======== EXTRACTED ENTRIES
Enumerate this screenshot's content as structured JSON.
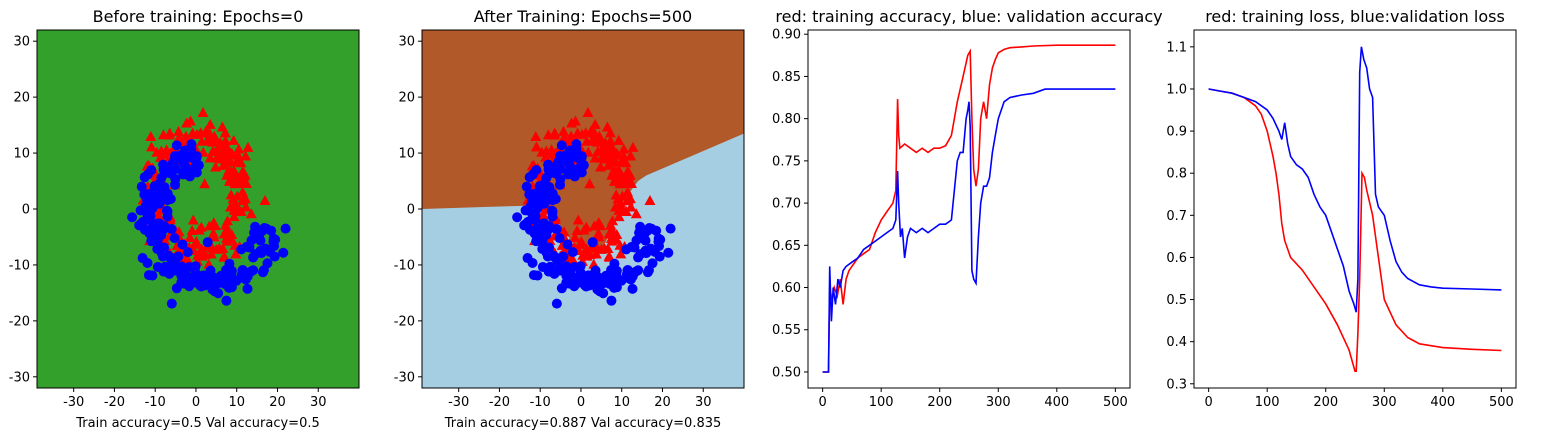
{
  "chart_data": [
    {
      "type": "scatter",
      "title": "Before training: Epochs=0",
      "xlabel": "Train accuracy=0.5 Val accuracy=0.5",
      "ylabel": "",
      "xlim": [
        -39,
        40
      ],
      "ylim": [
        -32,
        32
      ],
      "xticks": [
        -30,
        -20,
        -10,
        0,
        10,
        20,
        30
      ],
      "yticks": [
        -30,
        -20,
        -10,
        0,
        10,
        20,
        30
      ],
      "background_color": "#33a02c",
      "series": [
        {
          "marker": "triangle",
          "color": "#ff0000"
        },
        {
          "marker": "circle",
          "color": "#0000ff"
        }
      ]
    },
    {
      "type": "scatter",
      "title": "After Training: Epochs=500",
      "xlabel": "Train accuracy=0.887 Val accuracy=0.835",
      "ylabel": "",
      "xlim": [
        -39,
        40
      ],
      "ylim": [
        -32,
        32
      ],
      "xticks": [
        -30,
        -20,
        -10,
        0,
        10,
        20,
        30
      ],
      "yticks": [
        -30,
        -20,
        -10,
        0,
        10,
        20,
        30
      ],
      "region_colors": {
        "upper": "#b15928",
        "lower": "#a6cee3"
      },
      "decision_boundary": [
        [
          -39,
          0
        ],
        [
          -22,
          0.4
        ],
        [
          -12,
          0.6
        ],
        [
          -6,
          -2
        ],
        [
          -2,
          -6
        ],
        [
          1,
          -8
        ],
        [
          3,
          -8.8
        ],
        [
          6,
          -6
        ],
        [
          8,
          -3
        ],
        [
          10,
          0
        ],
        [
          12,
          3
        ],
        [
          14,
          5
        ],
        [
          16,
          6
        ],
        [
          24,
          8.5
        ],
        [
          32,
          11
        ],
        [
          40,
          13.5
        ]
      ],
      "series": [
        {
          "marker": "triangle",
          "color": "#ff0000"
        },
        {
          "marker": "circle",
          "color": "#0000ff"
        }
      ]
    },
    {
      "type": "line",
      "title": "red: training accuracy, blue: validation accuracy",
      "xlabel": "",
      "ylabel": "",
      "xlim": [
        -25,
        525
      ],
      "ylim": [
        0.481,
        0.905
      ],
      "xticks": [
        0,
        100,
        200,
        300,
        400,
        500
      ],
      "yticks": [
        0.5,
        0.55,
        0.6,
        0.65,
        0.7,
        0.75,
        0.8,
        0.85,
        0.9
      ],
      "series": [
        {
          "color": "#ff0000",
          "points": [
            [
              0,
              0.5
            ],
            [
              10,
              0.5
            ],
            [
              12,
              0.6
            ],
            [
              16,
              0.585
            ],
            [
              20,
              0.6
            ],
            [
              25,
              0.59
            ],
            [
              30,
              0.61
            ],
            [
              35,
              0.58
            ],
            [
              40,
              0.61
            ],
            [
              45,
              0.62
            ],
            [
              50,
              0.625
            ],
            [
              60,
              0.635
            ],
            [
              70,
              0.64
            ],
            [
              80,
              0.645
            ],
            [
              90,
              0.665
            ],
            [
              100,
              0.68
            ],
            [
              110,
              0.69
            ],
            [
              120,
              0.7
            ],
            [
              125,
              0.715
            ],
            [
              128,
              0.823
            ],
            [
              130,
              0.78
            ],
            [
              132,
              0.765
            ],
            [
              140,
              0.77
            ],
            [
              150,
              0.765
            ],
            [
              160,
              0.76
            ],
            [
              170,
              0.765
            ],
            [
              180,
              0.76
            ],
            [
              190,
              0.765
            ],
            [
              200,
              0.765
            ],
            [
              210,
              0.768
            ],
            [
              220,
              0.78
            ],
            [
              230,
              0.82
            ],
            [
              240,
              0.85
            ],
            [
              248,
              0.875
            ],
            [
              252,
              0.88
            ],
            [
              255,
              0.8
            ],
            [
              258,
              0.74
            ],
            [
              262,
              0.72
            ],
            [
              266,
              0.74
            ],
            [
              270,
              0.8
            ],
            [
              275,
              0.82
            ],
            [
              280,
              0.8
            ],
            [
              285,
              0.84
            ],
            [
              290,
              0.86
            ],
            [
              295,
              0.87
            ],
            [
              300,
              0.878
            ],
            [
              310,
              0.882
            ],
            [
              320,
              0.884
            ],
            [
              340,
              0.885
            ],
            [
              360,
              0.886
            ],
            [
              400,
              0.887
            ],
            [
              450,
              0.887
            ],
            [
              500,
              0.887
            ]
          ]
        },
        {
          "color": "#0000ff",
          "points": [
            [
              0,
              0.5
            ],
            [
              10,
              0.5
            ],
            [
              12,
              0.625
            ],
            [
              15,
              0.56
            ],
            [
              18,
              0.6
            ],
            [
              22,
              0.58
            ],
            [
              26,
              0.61
            ],
            [
              30,
              0.6
            ],
            [
              35,
              0.62
            ],
            [
              40,
              0.625
            ],
            [
              50,
              0.63
            ],
            [
              60,
              0.635
            ],
            [
              70,
              0.645
            ],
            [
              80,
              0.65
            ],
            [
              90,
              0.655
            ],
            [
              100,
              0.66
            ],
            [
              110,
              0.665
            ],
            [
              120,
              0.67
            ],
            [
              125,
              0.68
            ],
            [
              128,
              0.738
            ],
            [
              130,
              0.7
            ],
            [
              133,
              0.66
            ],
            [
              136,
              0.67
            ],
            [
              140,
              0.635
            ],
            [
              145,
              0.66
            ],
            [
              150,
              0.67
            ],
            [
              160,
              0.665
            ],
            [
              170,
              0.67
            ],
            [
              180,
              0.665
            ],
            [
              190,
              0.67
            ],
            [
              200,
              0.675
            ],
            [
              210,
              0.675
            ],
            [
              220,
              0.68
            ],
            [
              230,
              0.75
            ],
            [
              235,
              0.76
            ],
            [
              240,
              0.76
            ],
            [
              245,
              0.8
            ],
            [
              248,
              0.81
            ],
            [
              250,
              0.82
            ],
            [
              252,
              0.79
            ],
            [
              255,
              0.62
            ],
            [
              258,
              0.61
            ],
            [
              262,
              0.605
            ],
            [
              266,
              0.66
            ],
            [
              270,
              0.7
            ],
            [
              275,
              0.72
            ],
            [
              280,
              0.72
            ],
            [
              285,
              0.73
            ],
            [
              290,
              0.76
            ],
            [
              295,
              0.78
            ],
            [
              300,
              0.8
            ],
            [
              310,
              0.82
            ],
            [
              320,
              0.825
            ],
            [
              340,
              0.828
            ],
            [
              360,
              0.83
            ],
            [
              380,
              0.835
            ],
            [
              400,
              0.835
            ],
            [
              500,
              0.835
            ]
          ]
        }
      ]
    },
    {
      "type": "line",
      "title": "red: training loss, blue:validation loss",
      "xlabel": "",
      "ylabel": "",
      "xlim": [
        -25,
        525
      ],
      "ylim": [
        0.29,
        1.14
      ],
      "xticks": [
        0,
        100,
        200,
        300,
        400,
        500
      ],
      "yticks": [
        0.3,
        0.4,
        0.5,
        0.6,
        0.7,
        0.8,
        0.9,
        1.0,
        1.1
      ],
      "series": [
        {
          "color": "#ff0000",
          "points": [
            [
              0,
              1.0
            ],
            [
              20,
              0.995
            ],
            [
              40,
              0.99
            ],
            [
              60,
              0.98
            ],
            [
              80,
              0.96
            ],
            [
              90,
              0.94
            ],
            [
              100,
              0.9
            ],
            [
              110,
              0.84
            ],
            [
              115,
              0.8
            ],
            [
              120,
              0.75
            ],
            [
              125,
              0.68
            ],
            [
              130,
              0.64
            ],
            [
              140,
              0.6
            ],
            [
              160,
              0.57
            ],
            [
              180,
              0.53
            ],
            [
              200,
              0.49
            ],
            [
              220,
              0.44
            ],
            [
              240,
              0.38
            ],
            [
              250,
              0.33
            ],
            [
              252,
              0.33
            ],
            [
              255,
              0.42
            ],
            [
              258,
              0.55
            ],
            [
              262,
              0.8
            ],
            [
              266,
              0.79
            ],
            [
              270,
              0.76
            ],
            [
              280,
              0.7
            ],
            [
              290,
              0.6
            ],
            [
              300,
              0.5
            ],
            [
              320,
              0.44
            ],
            [
              340,
              0.41
            ],
            [
              360,
              0.395
            ],
            [
              400,
              0.386
            ],
            [
              450,
              0.382
            ],
            [
              500,
              0.379
            ]
          ]
        },
        {
          "color": "#0000ff",
          "points": [
            [
              0,
              1.0
            ],
            [
              20,
              0.995
            ],
            [
              40,
              0.99
            ],
            [
              60,
              0.98
            ],
            [
              80,
              0.97
            ],
            [
              100,
              0.95
            ],
            [
              110,
              0.93
            ],
            [
              120,
              0.9
            ],
            [
              125,
              0.88
            ],
            [
              130,
              0.92
            ],
            [
              135,
              0.87
            ],
            [
              140,
              0.84
            ],
            [
              150,
              0.82
            ],
            [
              160,
              0.81
            ],
            [
              170,
              0.79
            ],
            [
              180,
              0.75
            ],
            [
              190,
              0.72
            ],
            [
              200,
              0.7
            ],
            [
              210,
              0.66
            ],
            [
              220,
              0.62
            ],
            [
              230,
              0.58
            ],
            [
              240,
              0.52
            ],
            [
              248,
              0.49
            ],
            [
              252,
              0.47
            ],
            [
              255,
              0.55
            ],
            [
              258,
              1.04
            ],
            [
              261,
              1.1
            ],
            [
              265,
              1.07
            ],
            [
              270,
              1.05
            ],
            [
              275,
              1.0
            ],
            [
              280,
              0.98
            ],
            [
              285,
              0.75
            ],
            [
              290,
              0.72
            ],
            [
              295,
              0.71
            ],
            [
              300,
              0.7
            ],
            [
              310,
              0.64
            ],
            [
              320,
              0.59
            ],
            [
              330,
              0.565
            ],
            [
              340,
              0.55
            ],
            [
              360,
              0.535
            ],
            [
              380,
              0.53
            ],
            [
              400,
              0.527
            ],
            [
              450,
              0.525
            ],
            [
              500,
              0.523
            ]
          ]
        }
      ]
    }
  ]
}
================
Extract every line that has the string "validation" in it.

      "title": "red: training accuracy, blue: validation accuracy",
      "title": "red: training loss, blue:validation loss",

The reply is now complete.